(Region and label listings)
* * *

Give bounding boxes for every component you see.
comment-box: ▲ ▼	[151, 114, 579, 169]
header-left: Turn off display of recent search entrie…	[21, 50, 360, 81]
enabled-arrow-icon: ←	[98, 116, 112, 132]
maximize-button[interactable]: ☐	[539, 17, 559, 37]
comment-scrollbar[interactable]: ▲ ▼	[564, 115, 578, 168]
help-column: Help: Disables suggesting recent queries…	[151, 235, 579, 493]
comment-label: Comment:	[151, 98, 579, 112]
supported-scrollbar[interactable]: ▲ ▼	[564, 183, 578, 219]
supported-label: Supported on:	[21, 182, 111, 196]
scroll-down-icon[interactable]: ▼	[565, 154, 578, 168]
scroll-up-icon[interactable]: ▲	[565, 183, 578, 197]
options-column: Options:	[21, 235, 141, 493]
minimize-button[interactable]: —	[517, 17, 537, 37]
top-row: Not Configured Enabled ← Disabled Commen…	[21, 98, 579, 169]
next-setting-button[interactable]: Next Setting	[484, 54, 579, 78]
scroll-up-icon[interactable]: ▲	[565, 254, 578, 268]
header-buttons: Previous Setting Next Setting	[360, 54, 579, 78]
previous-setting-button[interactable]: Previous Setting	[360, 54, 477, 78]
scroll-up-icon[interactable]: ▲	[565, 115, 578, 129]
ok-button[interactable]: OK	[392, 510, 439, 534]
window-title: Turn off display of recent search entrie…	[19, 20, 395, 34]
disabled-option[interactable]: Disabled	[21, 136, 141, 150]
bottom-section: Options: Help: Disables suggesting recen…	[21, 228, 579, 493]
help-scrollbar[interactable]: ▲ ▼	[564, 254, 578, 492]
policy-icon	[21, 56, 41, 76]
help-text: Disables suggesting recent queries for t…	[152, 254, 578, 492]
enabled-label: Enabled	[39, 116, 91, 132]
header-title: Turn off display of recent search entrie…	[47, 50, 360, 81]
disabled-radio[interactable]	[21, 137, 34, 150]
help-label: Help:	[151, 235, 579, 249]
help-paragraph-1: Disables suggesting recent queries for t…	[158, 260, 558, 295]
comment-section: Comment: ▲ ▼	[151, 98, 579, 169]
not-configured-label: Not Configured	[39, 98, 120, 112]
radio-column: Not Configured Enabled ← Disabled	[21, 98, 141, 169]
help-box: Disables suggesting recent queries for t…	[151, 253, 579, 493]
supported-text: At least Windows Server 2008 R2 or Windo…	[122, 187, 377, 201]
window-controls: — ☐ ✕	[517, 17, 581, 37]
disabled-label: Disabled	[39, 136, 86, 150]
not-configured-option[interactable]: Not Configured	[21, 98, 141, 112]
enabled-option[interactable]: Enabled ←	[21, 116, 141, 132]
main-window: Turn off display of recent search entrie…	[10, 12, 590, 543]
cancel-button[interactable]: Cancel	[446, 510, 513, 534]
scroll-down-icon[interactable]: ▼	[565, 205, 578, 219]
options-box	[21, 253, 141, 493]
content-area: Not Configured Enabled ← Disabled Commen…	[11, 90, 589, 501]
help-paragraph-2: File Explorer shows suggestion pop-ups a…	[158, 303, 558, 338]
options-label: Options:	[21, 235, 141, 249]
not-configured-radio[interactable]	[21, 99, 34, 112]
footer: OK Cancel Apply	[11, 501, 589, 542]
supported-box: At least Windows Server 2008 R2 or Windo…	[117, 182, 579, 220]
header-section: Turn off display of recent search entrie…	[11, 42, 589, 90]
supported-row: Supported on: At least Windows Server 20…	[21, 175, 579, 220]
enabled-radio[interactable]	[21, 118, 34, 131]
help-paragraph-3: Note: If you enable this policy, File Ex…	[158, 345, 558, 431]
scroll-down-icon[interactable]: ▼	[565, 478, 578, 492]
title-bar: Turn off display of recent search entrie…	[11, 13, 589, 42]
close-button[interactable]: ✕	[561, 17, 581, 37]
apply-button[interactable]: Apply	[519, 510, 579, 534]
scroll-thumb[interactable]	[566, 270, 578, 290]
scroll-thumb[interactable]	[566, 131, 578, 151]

* * *

**Objective**: Reproduce all of the lines above word for word.

**Result**:
Give bounding boxes for every component you see.
comment-box: ▲ ▼	[151, 114, 579, 169]
header-left: Turn off display of recent search entrie…	[21, 50, 360, 81]
enabled-arrow-icon: ←	[98, 116, 112, 132]
maximize-button[interactable]: ☐	[539, 17, 559, 37]
comment-scrollbar[interactable]: ▲ ▼	[564, 115, 578, 168]
help-column: Help: Disables suggesting recent queries…	[151, 235, 579, 493]
comment-label: Comment:	[151, 98, 579, 112]
supported-scrollbar[interactable]: ▲ ▼	[564, 183, 578, 219]
supported-label: Supported on:	[21, 182, 111, 196]
scroll-down-icon[interactable]: ▼	[565, 154, 578, 168]
scroll-up-icon[interactable]: ▲	[565, 183, 578, 197]
options-column: Options:	[21, 235, 141, 493]
minimize-button[interactable]: —	[517, 17, 537, 37]
top-row: Not Configured Enabled ← Disabled Commen…	[21, 98, 579, 169]
next-setting-button[interactable]: Next Setting	[484, 54, 579, 78]
scroll-up-icon[interactable]: ▲	[565, 254, 578, 268]
header-buttons: Previous Setting Next Setting	[360, 54, 579, 78]
previous-setting-button[interactable]: Previous Setting	[360, 54, 477, 78]
scroll-up-icon[interactable]: ▲	[565, 115, 578, 129]
ok-button[interactable]: OK	[392, 510, 439, 534]
window-title: Turn off display of recent search entrie…	[19, 20, 395, 34]
disabled-option[interactable]: Disabled	[21, 136, 141, 150]
bottom-section: Options: Help: Disables suggesting recen…	[21, 228, 579, 493]
help-scrollbar[interactable]: ▲ ▼	[564, 254, 578, 492]
policy-icon	[21, 56, 41, 76]
help-text: Disables suggesting recent queries for t…	[152, 254, 578, 492]
enabled-label: Enabled	[39, 116, 91, 132]
header-title: Turn off display of recent search entrie…	[47, 50, 360, 81]
disabled-radio[interactable]	[21, 137, 34, 150]
help-label: Help:	[151, 235, 579, 249]
help-paragraph-1: Disables suggesting recent queries for t…	[158, 260, 558, 295]
comment-section: Comment: ▲ ▼	[151, 98, 579, 169]
not-configured-label: Not Configured	[39, 98, 120, 112]
radio-column: Not Configured Enabled ← Disabled	[21, 98, 141, 169]
help-box: Disables suggesting recent queries for t…	[151, 253, 579, 493]
supported-text: At least Windows Server 2008 R2 or Windo…	[122, 187, 377, 201]
window-controls: — ☐ ✕	[517, 17, 581, 37]
disabled-label: Disabled	[39, 136, 86, 150]
not-configured-option[interactable]: Not Configured	[21, 98, 141, 112]
enabled-option[interactable]: Enabled ←	[21, 116, 141, 132]
main-window: Turn off display of recent search entrie…	[10, 12, 590, 543]
cancel-button[interactable]: Cancel	[446, 510, 513, 534]
scroll-down-icon[interactable]: ▼	[565, 205, 578, 219]
options-box	[21, 253, 141, 493]
content-area: Not Configured Enabled ← Disabled Commen…	[11, 90, 589, 501]
help-paragraph-2: File Explorer shows suggestion pop-ups a…	[158, 303, 558, 338]
options-label: Options:	[21, 235, 141, 249]
not-configured-radio[interactable]	[21, 99, 34, 112]
footer: OK Cancel Apply	[11, 501, 589, 542]
supported-box: At least Windows Server 2008 R2 or Windo…	[117, 182, 579, 220]
header-section: Turn off display of recent search entrie…	[11, 42, 589, 90]
supported-row: Supported on: At least Windows Server 20…	[21, 175, 579, 220]
enabled-radio[interactable]	[21, 118, 34, 131]
help-paragraph-3: Note: If you enable this policy, File Ex…	[158, 345, 558, 431]
scroll-down-icon[interactable]: ▼	[565, 478, 578, 492]
title-bar: Turn off display of recent search entrie…	[11, 13, 589, 42]
close-button[interactable]: ✕	[561, 17, 581, 37]
apply-button[interactable]: Apply	[519, 510, 579, 534]
scroll-thumb[interactable]	[566, 270, 578, 290]
scroll-thumb[interactable]	[566, 131, 578, 151]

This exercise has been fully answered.